Write the data below out exactly as it stands. Do not include the pictures.

* **RECORDED DATA**:
########
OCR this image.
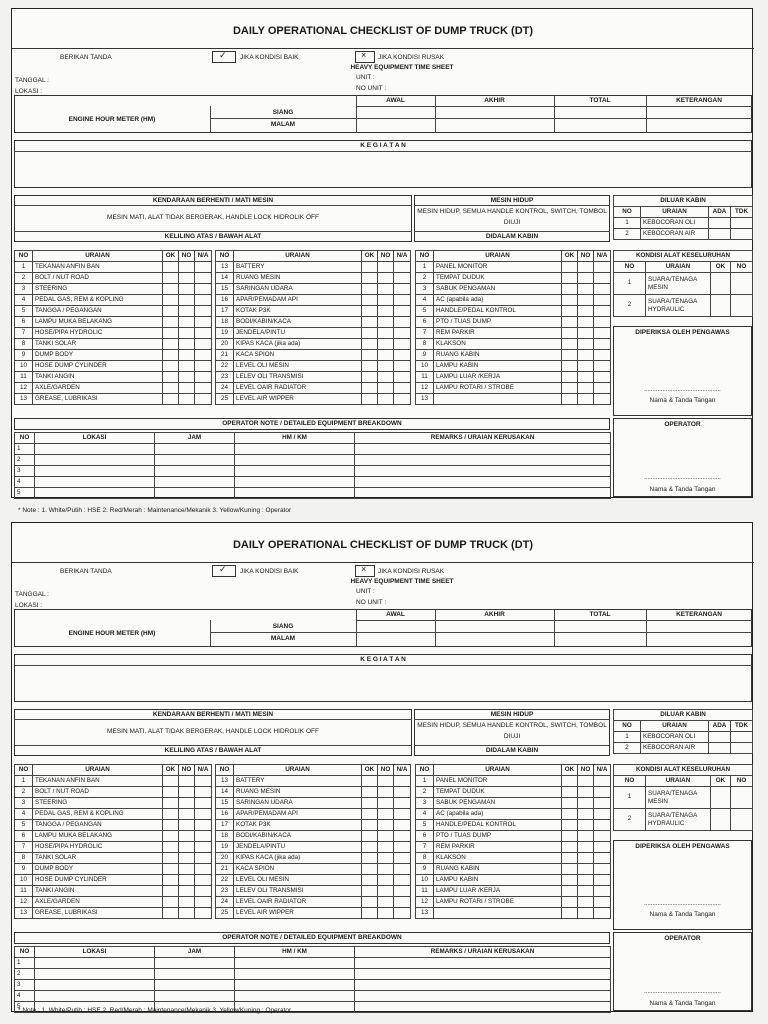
DAILY OPERATIONAL CHECKLIST OF DUMP TRUCK (DT)
BERIKAN TANDA	✓ JIKA KONDISI BAIK	× JIKA KONDISI RUSAK
HEAVY EQUIPMENT TIME SHEET
TANGGAL :
LOKASI :
UNIT :
NO UNIT :
AWAL	AKHIR	TOTAL	KETERANGAN
ENGINE HOUR METER (HM)
SIANG
MALAM
K E G I A T A N
KENDARAAN BERHENTI / MATI MESIN
MESIN MATI, ALAT TIDAK BERGERAK, HANDLE LOCK HIDROLIK OFF
KELILING ATAS / BAWAH ALAT
MESIN HIDUP
MESIN HIDUP, SEMUA HANDLE KONTROL, SWITCH, TOMBOL
DIUJI
DIDALAM KABIN
DILUAR KABIN			
NO	URAIAN	ADA	TDK
1	KEBOCORAN OLI		
2	KEBOCORAN AIR		
NO	URAIAN	OK	NO	N/A
1	TEKANAN ANFIN BAN			
2	BOLT / NUT ROAD			
3	STEERING			
4	PEDAL GAS, REM & KOPLING			
5	TANGGA / PEGANGAN			
6	LAMPU MUKA BELAKANG			
7	HOSE/PIPA HYDROLIC			
8	TANKI SOLAR			
9	DUMP BODY			
10	HOSE DUMP CYLINDER			
11	TANKI ANGIN			
12	AXLE/GARDEN			
13	GREASE, LUBRIKASI			
NO	URAIAN	OK	NO	N/A
13	BATTERY			
14	RUANG MESIN			
15	SARINGAN UDARA			
16	APAR/PEMADAM API			
17	KOTAK P3K			
18	BODI/KABIN/KACA			
19	JENDELA/PINTU			
20	KIPAS KACA (jika ada)			
21	KACA SPION			
22	LEVEL OLI MESIN			
23	LELEV OLI TRANSMISI			
24	LEVEL OAIR RADIATOR			
25	LEVEL AIR WIPPER			
NO	URAIAN	OK	NO	N/A
1	PANEL MONITOR			
2	TEMPAT DUDUK			
3	SABUK PENGAMAN			
4	AC (apabila ada)			
5	HANDLE/PEDAL KONTROL			
6	PTO / TUAS DUMP			
7	REM PARKIR			
8	KLAKSON			
9	RUANG KABIN			
10	LAMPU KABIN			
11	LAMPU LUAR /KERJA			
12	LAMPU ROTARI / STROBE			
13				
KONDISI ALAT KESELURUHAN			
NO	URAIAN	OK	NO
1	SUARA/TENAGA
MESIN		
2	SUARA/TENAGA
HYDRAULIC		
DIPERIKSA OLEH PENGAWAS
..............................................
Nama & Tanda Tangan
OPERATOR
..............................................
Nama & Tanda Tangan
OPERATOR NOTE / DETAILED EQUIPMENT BREAKDOWN
NO	LOKASI	JAM	HM / KM	REMARKS / URAIAN KERUSAKAN
1				
2				
3				
4				
5				
DAILY OPERATIONAL CHECKLIST OF DUMP TRUCK (DT)
BERIKAN TANDA	✓ JIKA KONDISI BAIK	× JIKA KONDISI RUSAK
HEAVY EQUIPMENT TIME SHEET
TANGGAL :
LOKASI :
UNIT :
NO UNIT :
AWAL	AKHIR	TOTAL	KETERANGAN
ENGINE HOUR METER (HM)
SIANG
MALAM
K E G I A T A N
KENDARAAN BERHENTI / MATI MESIN
MESIN MATI, ALAT TIDAK BERGERAK, HANDLE LOCK HIDROLIK OFF
KELILING ATAS / BAWAH ALAT
MESIN HIDUP
MESIN HIDUP, SEMUA HANDLE KONTROL, SWITCH, TOMBOL
DIUJI
DIDALAM KABIN
DILUAR KABIN			
NO	URAIAN	ADA	TDK
1	KEBOCORAN OLI		
2	KEBOCORAN AIR		
NO	URAIAN	OK	NO	N/A
1	TEKANAN ANFIN BAN			
2	BOLT / NUT ROAD			
3	STEERING			
4	PEDAL GAS, REM & KOPLING			
5	TANGGA / PEGANGAN			
6	LAMPU MUKA BELAKANG			
7	HOSE/PIPA HYDROLIC			
8	TANKI SOLAR			
9	DUMP BODY			
10	HOSE DUMP CYLINDER			
11	TANKI ANGIN			
12	AXLE/GARDEN			
13	GREASE, LUBRIKASI			
NO	URAIAN	OK	NO	N/A
13	BATTERY			
14	RUANG MESIN			
15	SARINGAN UDARA			
16	APAR/PEMADAM API			
17	KOTAK P3K			
18	BODI/KABIN/KACA			
19	JENDELA/PINTU			
20	KIPAS KACA (jika ada)			
21	KACA SPION			
22	LEVEL OLI MESIN			
23	LELEV OLI TRANSMISI			
24	LEVEL OAIR RADIATOR			
25	LEVEL AIR WIPPER			
NO	URAIAN	OK	NO	N/A
1	PANEL MONITOR			
2	TEMPAT DUDUK			
3	SABUK PENGAMAN			
4	AC (apabila ada)			
5	HANDLE/PEDAL KONTROL			
6	PTO / TUAS DUMP			
7	REM PARKIR			
8	KLAKSON			
9	RUANG KABIN			
10	LAMPU KABIN			
11	LAMPU LUAR /KERJA			
12	LAMPU ROTARI / STROBE			
13				
KONDISI ALAT KESELURUHAN			
NO	URAIAN	OK	NO
1	SUARA/TENAGA
MESIN		
2	SUARA/TENAGA
HYDRAULIC		
DIPERIKSA OLEH PENGAWAS
..............................................
Nama & Tanda Tangan
OPERATOR
..............................................
Nama & Tanda Tangan
OPERATOR NOTE / DETAILED EQUIPMENT BREAKDOWN
NO	LOKASI	JAM	HM / KM	REMARKS / URAIAN KERUSAKAN
1				
2				
3				
4				
5				
* Note : 1. White/Putih : HSE 2. Red/Merah : Maintenance/Mekanik 3. Yellow/Kuning : Operator
* Note : 1. White/Putih : HSE 2. Red/Merah : Maintenance/Mekanik 3. Yellow/Kuning : Operator
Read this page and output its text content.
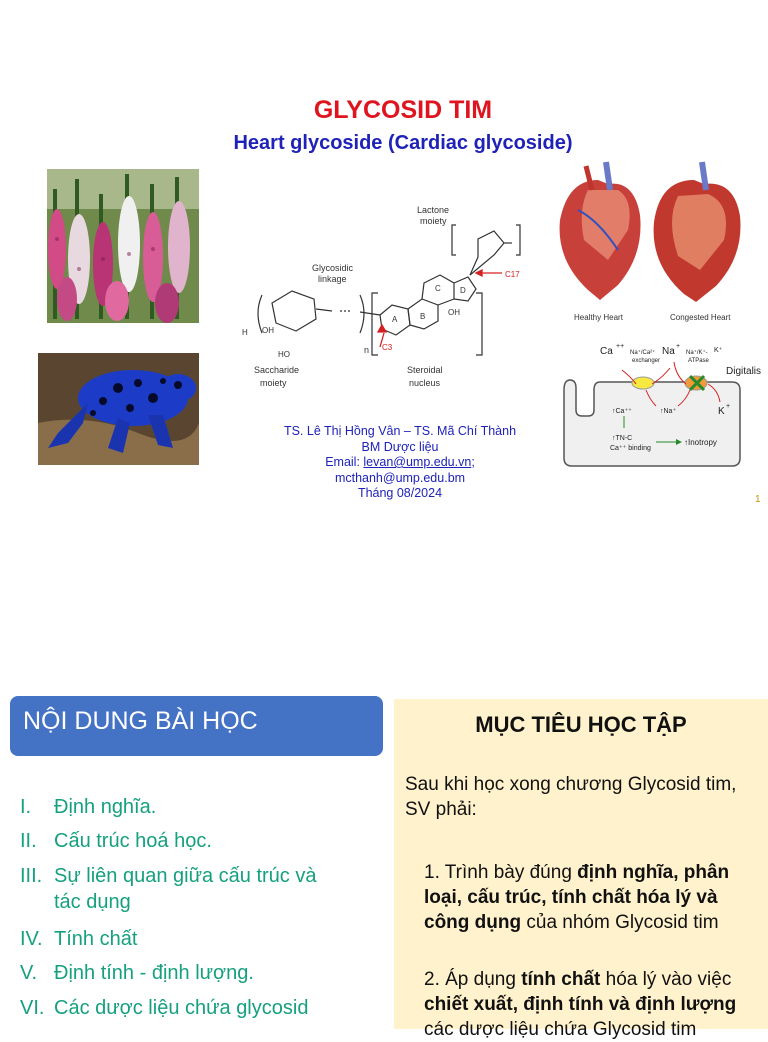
GLYCOSID TIM
Heart glycoside (Cardiac glycoside)
Lactone
moiety
Glycosidic
linkage	C17
C3
A	B
C D
OH
OH
HO
H
n
Saccharide
moiety
Steroidal
nucleus
Healthy Heart	Congested Heart
Ca ++
Na⁺/Ca²⁺
exchanger
Na +
Na⁺/K⁺-
ATPase
K⁺
Digitalis
↑Ca⁺⁺	↑Na⁺	K +
↑TN-C
Ca⁺⁺ binding
↑Inotropy
TS. Lê Thị Hồng Vân – TS. Mã Chí Thành
BM Dược liệu
Email: levan@ump.edu.vn;
mcthanh@ump.edu.bm
Tháng 08/2024	1
NỘI DUNG BÀI HỌC
I. Định nghĩa.
II. Cấu trúc hoá học.
III. Sự liên quan giữa cấu trúc và
tác dụng
IV. Tính chất
V. Định tính - định lượng.
VI. Các dược liệu chứa glycosid
MỤC TIÊU HỌC TẬP
Sau khi học xong chương Glycosid tim, SV phải:
1. Trình bày đúng định nghĩa, phân loại, cấu trúc, tính chất hóa lý và công dụng của nhóm Glycosid tim
2. Áp dụng tính chất hóa lý vào việc chiết xuất, định tính và định lượng các dược liệu chứa Glycosid tim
########
* **CORRECT OUTPUT**:
OCR this image.
DAILY OPERATIONAL CHECKLIST OF DUMP TRUCK (DT)
BERIKAN TANDA	✓ JIKA KONDISI BAIK	× JIKA KONDISI RUSAK
HEAVY EQUIPMENT TIME SHEET
TANGGAL :
LOKASI :
UNIT :
NO UNIT :
AWAL	AKHIR	TOTAL	KETERANGAN
ENGINE HOUR METER (HM)
SIANG
MALAM
K E G I A T A N
KENDARAAN BERHENTI / MATI MESIN
MESIN MATI, ALAT TIDAK BERGERAK, HANDLE LOCK HIDROLIK OFF
KELILING ATAS / BAWAH ALAT
MESIN HIDUP
MESIN HIDUP, SEMUA HANDLE KONTROL, SWITCH, TOMBOL
DIUJI
DIDALAM KABIN
DILUAR KABIN			
NO	URAIAN	ADA	TDK
1	KEBOCORAN OLI		
2	KEBOCORAN AIR		
NO	URAIAN	OK	NO	N/A
1	TEKANAN ANFIN BAN			
2	BOLT / NUT ROAD			
3	STEERING			
4	PEDAL GAS, REM & KOPLING			
5	TANGGA / PEGANGAN			
6	LAMPU MUKA BELAKANG			
7	HOSE/PIPA HYDROLIC			
8	TANKI SOLAR			
9	DUMP BODY			
10	HOSE DUMP CYLINDER			
11	TANKI ANGIN			
12	AXLE/GARDEN			
13	GREASE, LUBRIKASI			
NO	URAIAN	OK	NO	N/A
13	BATTERY			
14	RUANG MESIN			
15	SARINGAN UDARA			
16	APAR/PEMADAM API			
17	KOTAK P3K			
18	BODI/KABIN/KACA			
19	JENDELA/PINTU			
20	KIPAS KACA (jika ada)			
21	KACA SPION			
22	LEVEL OLI MESIN			
23	LELEV OLI TRANSMISI			
24	LEVEL OAIR RADIATOR			
25	LEVEL AIR WIPPER			
NO	URAIAN	OK	NO	N/A
1	PANEL MONITOR			
2	TEMPAT DUDUK			
3	SABUK PENGAMAN			
4	AC (apabila ada)			
5	HANDLE/PEDAL KONTROL			
6	PTO / TUAS DUMP			
7	REM PARKIR			
8	KLAKSON			
9	RUANG KABIN			
10	LAMPU KABIN			
11	LAMPU LUAR /KERJA			
12	LAMPU ROTARI / STROBE			
13				
KONDISI ALAT KESELURUHAN			
NO	URAIAN	OK	NO
1	SUARA/TENAGA
MESIN		
2	SUARA/TENAGA
HYDRAULIC		
DIPERIKSA OLEH PENGAWAS
..............................................
Nama & Tanda Tangan
OPERATOR
..............................................
Nama & Tanda Tangan
OPERATOR NOTE / DETAILED EQUIPMENT BREAKDOWN
NO	LOKASI	JAM	HM / KM	REMARKS / URAIAN KERUSAKAN
1				
2				
3				
4				
5				
DAILY OPERATIONAL CHECKLIST OF DUMP TRUCK (DT)
BERIKAN TANDA	✓ JIKA KONDISI BAIK	× JIKA KONDISI RUSAK
HEAVY EQUIPMENT TIME SHEET
TANGGAL :
LOKASI :
UNIT :
NO UNIT :
AWAL	AKHIR	TOTAL	KETERANGAN
ENGINE HOUR METER (HM)
SIANG
MALAM
K E G I A T A N
KENDARAAN BERHENTI / MATI MESIN
MESIN MATI, ALAT TIDAK BERGERAK, HANDLE LOCK HIDROLIK OFF
KELILING ATAS / BAWAH ALAT
MESIN HIDUP
MESIN HIDUP, SEMUA HANDLE KONTROL, SWITCH, TOMBOL
DIUJI
DIDALAM KABIN
DILUAR KABIN			
NO	URAIAN	ADA	TDK
1	KEBOCORAN OLI		
2	KEBOCORAN AIR		
NO	URAIAN	OK	NO	N/A
1	TEKANAN ANFIN BAN			
2	BOLT / NUT ROAD			
3	STEERING			
4	PEDAL GAS, REM & KOPLING			
5	TANGGA / PEGANGAN			
6	LAMPU MUKA BELAKANG			
7	HOSE/PIPA HYDROLIC			
8	TANKI SOLAR			
9	DUMP BODY			
10	HOSE DUMP CYLINDER			
11	TANKI ANGIN			
12	AXLE/GARDEN			
13	GREASE, LUBRIKASI			
NO	URAIAN	OK	NO	N/A
13	BATTERY			
14	RUANG MESIN			
15	SARINGAN UDARA			
16	APAR/PEMADAM API			
17	KOTAK P3K			
18	BODI/KABIN/KACA			
19	JENDELA/PINTU			
20	KIPAS KACA (jika ada)			
21	KACA SPION			
22	LEVEL OLI MESIN			
23	LELEV OLI TRANSMISI			
24	LEVEL OAIR RADIATOR			
25	LEVEL AIR WIPPER			
NO	URAIAN	OK	NO	N/A
1	PANEL MONITOR			
2	TEMPAT DUDUK			
3	SABUK PENGAMAN			
4	AC (apabila ada)			
5	HANDLE/PEDAL KONTROL			
6	PTO / TUAS DUMP			
7	REM PARKIR			
8	KLAKSON			
9	RUANG KABIN			
10	LAMPU KABIN			
11	LAMPU LUAR /KERJA			
12	LAMPU ROTARI / STROBE			
13				
KONDISI ALAT KESELURUHAN			
NO	URAIAN	OK	NO
1	SUARA/TENAGA
MESIN		
2	SUARA/TENAGA
HYDRAULIC		
DIPERIKSA OLEH PENGAWAS
..............................................
Nama & Tanda Tangan
OPERATOR
..............................................
Nama & Tanda Tangan
OPERATOR NOTE / DETAILED EQUIPMENT BREAKDOWN
NO	LOKASI	JAM	HM / KM	REMARKS / URAIAN KERUSAKAN
1				
2				
3				
4				
5				
* Note : 1. White/Putih : HSE 2. Red/Merah : Maintenance/Mekanik 3. Yellow/Kuning : Operator
* Note : 1. White/Putih : HSE 2. Red/Merah : Maintenance/Mekanik 3. Yellow/Kuning : Operator
Read this page and output its text content.
GLYCOSID TIM
Heart glycoside (Cardiac glycoside)
Lactone
moiety
Glycosidic
linkage	C17
C3
A	B
C D
OH
OH
HO
H
n
Saccharide
moiety
Steroidal
nucleus
Healthy Heart	Congested Heart
Ca ++
Na⁺/Ca²⁺
exchanger
Na +
Na⁺/K⁺-
ATPase
K⁺
Digitalis
↑Ca⁺⁺	↑Na⁺	K +
↑TN-C
Ca⁺⁺ binding
↑Inotropy
TS. Lê Thị Hồng Vân – TS. Mã Chí Thành
BM Dược liệu
Email: levan@ump.edu.vn;
mcthanh@ump.edu.bm
Tháng 08/2024	1
NỘI DUNG BÀI HỌC
I. Định nghĩa.
II. Cấu trúc hoá học.
III. Sự liên quan giữa cấu trúc và
tác dụng
IV. Tính chất
V. Định tính - định lượng.
VI. Các dược liệu chứa glycosid
MỤC TIÊU HỌC TẬP
Sau khi học xong chương Glycosid tim, SV phải:
1. Trình bày đúng định nghĩa, phân loại, cấu trúc, tính chất hóa lý và công dụng của nhóm Glycosid tim
2. Áp dụng tính chất hóa lý vào việc chiết xuất, định tính và định lượng các dược liệu chứa Glycosid tim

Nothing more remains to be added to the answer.